**PROVIDED RECORDS:**
┌────────

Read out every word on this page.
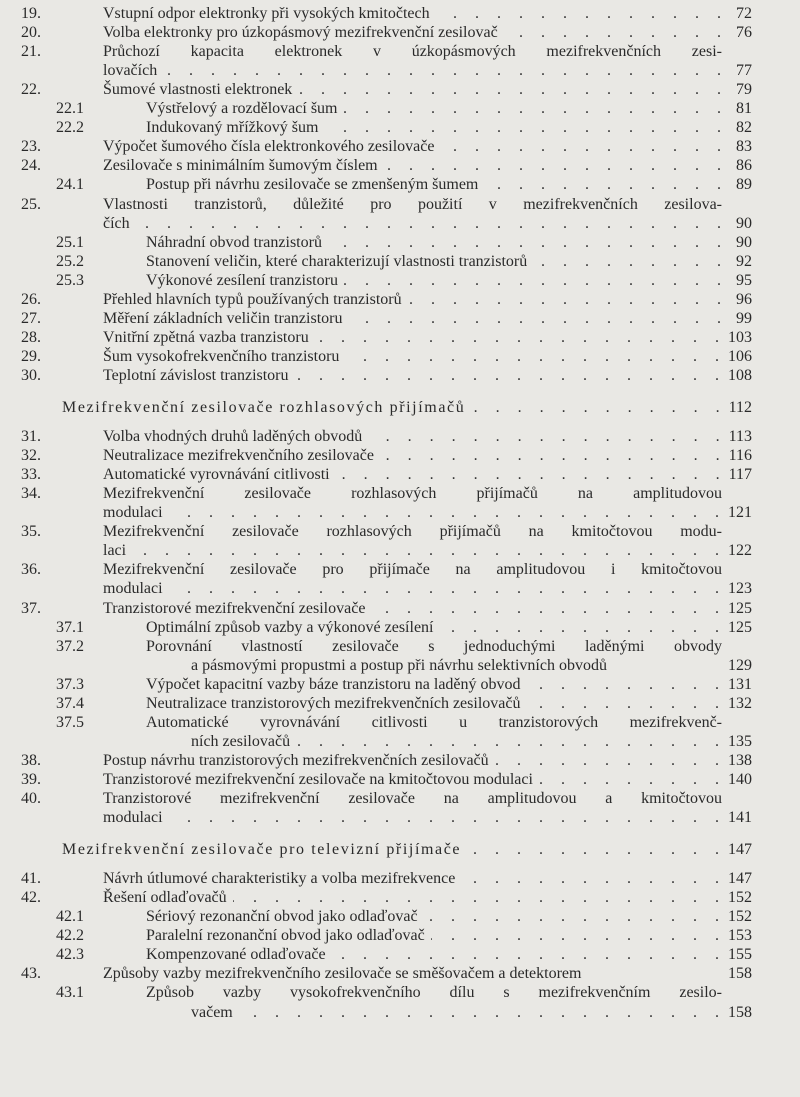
19.	Vstupní odpor elektronky při vysokých kmitočtech . . .	72
20.	Volba elektronky pro úzkopásmový mezifrekvenční zesilovač . . .	76
21.	Průchozí kapacita elektronek v úzkopásmových mezifrekvenčních zesi-
lovačích . . .	77
22.	Šumové vlastnosti elektronek . . .	79
22.1	Výstřelový a rozdělovací šum . . .	81
22.2	Indukovaný mřížkový šum . . .	82
23.	Výpočet šumového čísla elektronkového zesilovače . . .	83
24.	Zesilovače s minimálním šumovým číslem . . .	86
24.1	Postup při návrhu zesilovače se zmenšeným šumem . . .	89
25.	Vlastnosti tranzistorů, důležité pro použití v mezifrekvenčních zesilova-
čích . . .	90
25.1	Náhradní obvod tranzistorů . . .	90
25.2	Stanovení veličin, které charakterizují vlastnosti tranzistorů . . .	92
25.3	Výkonové zesílení tranzistoru . . .	95
26.	Přehled hlavních typů používaných tranzistorů . . .	96
27.	Měření základních veličin tranzistoru . . .	99
28.	Vnitřní zpětná vazba tranzistoru . . .	103
29.	Šum vysokofrekvenčního tranzistoru . . .	106
30.	Teplotní závislost tranzistoru . . .	108
Mezifrekvenční zesilovače rozhlasových přijímačů . . .	112
31.	Volba vhodných druhů laděných obvodů . . .	113
32.	Neutralizace mezifrekvenčního zesilovače . . .	116
33.	Automatické vyrovnávání citlivosti . . .	117
34.	Mezifrekvenční zesilovače rozhlasových přijímačů na amplitudovou
modulaci . . .	121
35.	Mezifrekvenční zesilovače rozhlasových přijímačů na kmitočtovou modu-
laci . . .	122
36.	Mezifrekvenční zesilovače pro přijímače na amplitudovou i kmitočtovou
modulaci . . .	123
37.	Tranzistorové mezifrekvenční zesilovače . . .	125
37.1	Optimální způsob vazby a výkonové zesílení . . .	125
37.2	Porovnání vlastností zesilovače s jednoduchými laděnými obvody
a pásmovými propustmi a postup při návrhu selektivních obvodů	129
37.3	Výpočet kapacitní vazby báze tranzistoru na laděný obvod . . .	131
37.4	Neutralizace tranzistorových mezifrekvenčních zesilovačů . . .	132
37.5	Automatické vyrovnávání citlivosti u tranzistorových mezifrekvenč-
ních zesilovačů . . .	135
38.	Postup návrhu tranzistorových mezifrekvenčních zesilovačů . . .	138
39.	Tranzistorové mezifrekvenční zesilovače na kmitočtovou modulaci . . .	140
40.	Tranzistorové mezifrekvenční zesilovače na amplitudovou a kmitočtovou
modulaci . . .	141
Mezifrekvenční zesilovače pro televizní přijímače . . .	147
41.	Návrh útlumové charakteristiky a volba mezifrekvence . . .	147
42.	Řešení odlaďovačů . . .	152
42.1	Sériový rezonanční obvod jako odlaďovač . . .	152
42.2	Paralelní rezonanční obvod jako odlaďovač . . .	153
42.3	Kompenzované odlaďovače . . .	155
43.	Způsoby vazby mezifrekvenčního zesilovače se směšovačem a detektorem	158
43.1	Způsob vazby vysokofrekvenčního dílu s mezifrekvenčním zesilo-
vačem . . .	158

└────────

Return only those lines of the records that contain the string "mezifrekvenčního".

**TASK OUTPUT:**
32.	Neutralizace mezifrekvenčního zesilovače . . .	116
43.	Způsoby vazby mezifrekvenčního zesilovače se směšovačem a detektorem	158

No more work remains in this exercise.